--- Start LISTING ---

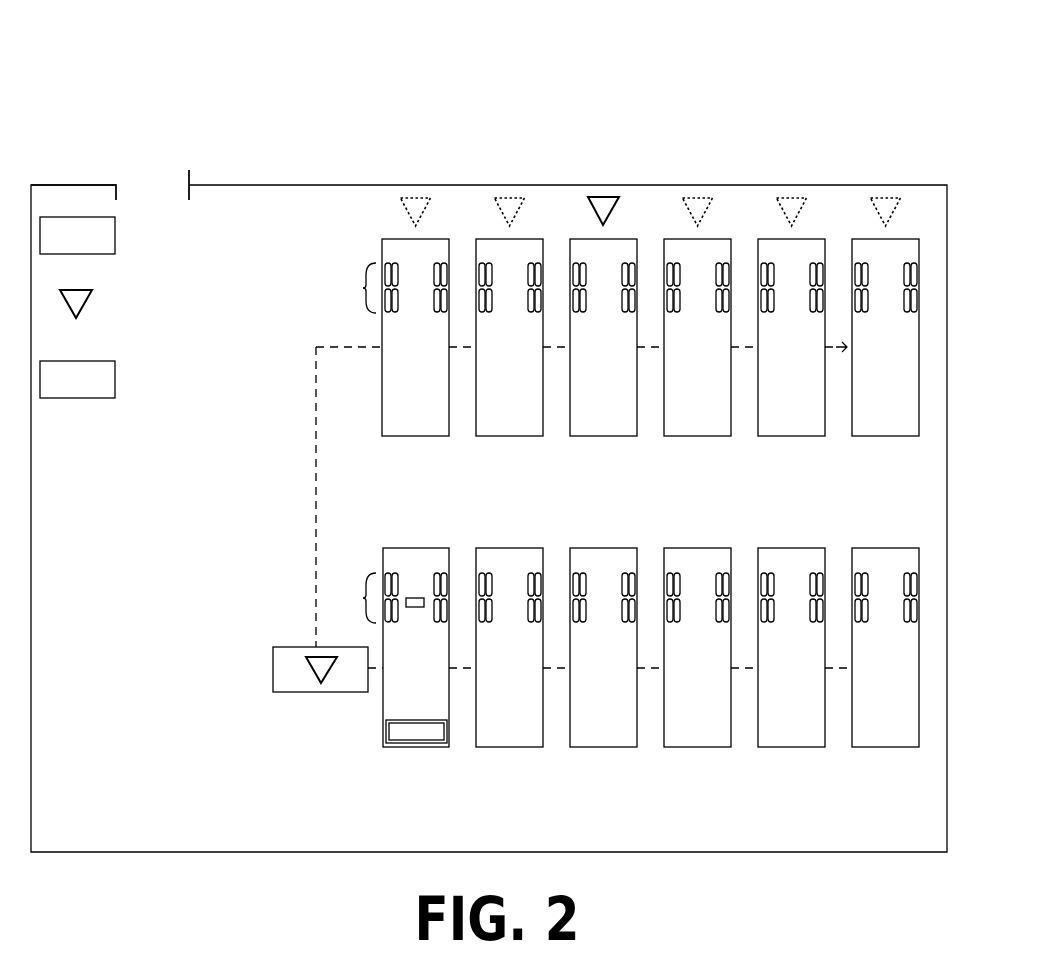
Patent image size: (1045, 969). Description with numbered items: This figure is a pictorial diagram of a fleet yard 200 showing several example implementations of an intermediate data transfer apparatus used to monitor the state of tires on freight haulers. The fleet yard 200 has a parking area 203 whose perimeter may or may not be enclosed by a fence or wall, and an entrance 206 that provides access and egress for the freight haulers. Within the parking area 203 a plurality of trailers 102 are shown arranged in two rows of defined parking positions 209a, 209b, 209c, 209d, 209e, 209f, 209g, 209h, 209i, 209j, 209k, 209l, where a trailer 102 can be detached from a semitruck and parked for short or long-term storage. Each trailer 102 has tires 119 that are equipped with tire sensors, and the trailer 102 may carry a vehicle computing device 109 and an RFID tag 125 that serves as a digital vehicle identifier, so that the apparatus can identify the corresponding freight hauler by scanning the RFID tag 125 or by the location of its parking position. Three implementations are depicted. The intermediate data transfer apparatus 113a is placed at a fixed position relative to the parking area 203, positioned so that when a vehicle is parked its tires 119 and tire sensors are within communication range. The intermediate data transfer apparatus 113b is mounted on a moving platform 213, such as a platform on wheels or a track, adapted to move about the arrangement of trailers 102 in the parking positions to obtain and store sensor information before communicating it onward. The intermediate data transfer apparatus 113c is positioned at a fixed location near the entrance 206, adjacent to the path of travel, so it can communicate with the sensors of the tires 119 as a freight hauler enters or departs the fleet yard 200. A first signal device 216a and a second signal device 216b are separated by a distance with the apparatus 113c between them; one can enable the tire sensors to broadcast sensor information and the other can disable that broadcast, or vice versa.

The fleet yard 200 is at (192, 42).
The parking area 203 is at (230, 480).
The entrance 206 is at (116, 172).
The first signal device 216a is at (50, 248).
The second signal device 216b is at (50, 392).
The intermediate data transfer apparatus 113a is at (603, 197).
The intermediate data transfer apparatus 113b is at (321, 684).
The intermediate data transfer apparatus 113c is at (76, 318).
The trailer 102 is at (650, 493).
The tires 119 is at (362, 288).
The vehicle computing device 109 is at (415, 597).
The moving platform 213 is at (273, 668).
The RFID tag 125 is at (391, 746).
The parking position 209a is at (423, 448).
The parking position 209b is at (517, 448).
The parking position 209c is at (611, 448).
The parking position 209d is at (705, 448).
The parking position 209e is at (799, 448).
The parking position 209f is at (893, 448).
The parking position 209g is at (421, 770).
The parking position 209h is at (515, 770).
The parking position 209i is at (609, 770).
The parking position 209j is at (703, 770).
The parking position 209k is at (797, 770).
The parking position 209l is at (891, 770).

--- End LISTING ---

▶ [STATED TASK]
Can you repeat the listing above word for word, leaving out the picture?

▶ [WRITTEN ANSWER]
Patent image size: (1045, 969). Description with numbered items: This figure is a pictorial diagram of a fleet yard 200 showing several example implementations of an intermediate data transfer apparatus used to monitor the state of tires on freight haulers. The fleet yard 200 has a parking area 203 whose perimeter may or may not be enclosed by a fence or wall, and an entrance 206 that provides access and egress for the freight haulers. Within the parking area 203 a plurality of trailers 102 are shown arranged in two rows of defined parking positions 209a, 209b, 209c, 209d, 209e, 209f, 209g, 209h, 209i, 209j, 209k, 209l, where a trailer 102 can be detached from a semitruck and parked for short or long-term storage. Each trailer 102 has tires 119 that are equipped with tire sensors, and the trailer 102 may carry a vehicle computing device 109 and an RFID tag 125 that serves as a digital vehicle identifier, so that the apparatus can identify the corresponding freight hauler by scanning the RFID tag 125 or by the location of its parking position. Three implementations are depicted. The intermediate data transfer apparatus 113a is placed at a fixed position relative to the parking area 203, positioned so that when a vehicle is parked its tires 119 and tire sensors are within communication range. The intermediate data transfer apparatus 113b is mounted on a moving platform 213, such as a platform on wheels or a track, adapted to move about the arrangement of trailers 102 in the parking positions to obtain and store sensor information before communicating it onward. The intermediate data transfer apparatus 113c is positioned at a fixed location near the entrance 206, adjacent to the path of travel, so it can communicate with the sensors of the tires 119 as a freight hauler enters or departs the fleet yard 200. A first signal device 216a and a second signal device 216b are separated by a distance with the apparatus 113c between them; one can enable the tire sensors to broadcast sensor information and the other can disable that broadcast, or vice versa.

The fleet yard 200 is at (192, 42).
The parking area 203 is at (230, 480).
The entrance 206 is at (116, 172).
The first signal device 216a is at (50, 248).
The second signal device 216b is at (50, 392).
The intermediate data transfer apparatus 113a is at (603, 197).
The intermediate data transfer apparatus 113b is at (321, 684).
The intermediate data transfer apparatus 113c is at (76, 318).
The trailer 102 is at (650, 493).
The tires 119 is at (362, 288).
The vehicle computing device 109 is at (415, 597).
The moving platform 213 is at (273, 668).
The RFID tag 125 is at (391, 746).
The parking position 209a is at (423, 448).
The parking position 209b is at (517, 448).
The parking position 209c is at (611, 448).
The parking position 209d is at (705, 448).
The parking position 209e is at (799, 448).
The parking position 209f is at (893, 448).
The parking position 209g is at (421, 770).
The parking position 209h is at (515, 770).
The parking position 209i is at (609, 770).
The parking position 209j is at (703, 770).
The parking position 209k is at (797, 770).
The parking position 209l is at (891, 770).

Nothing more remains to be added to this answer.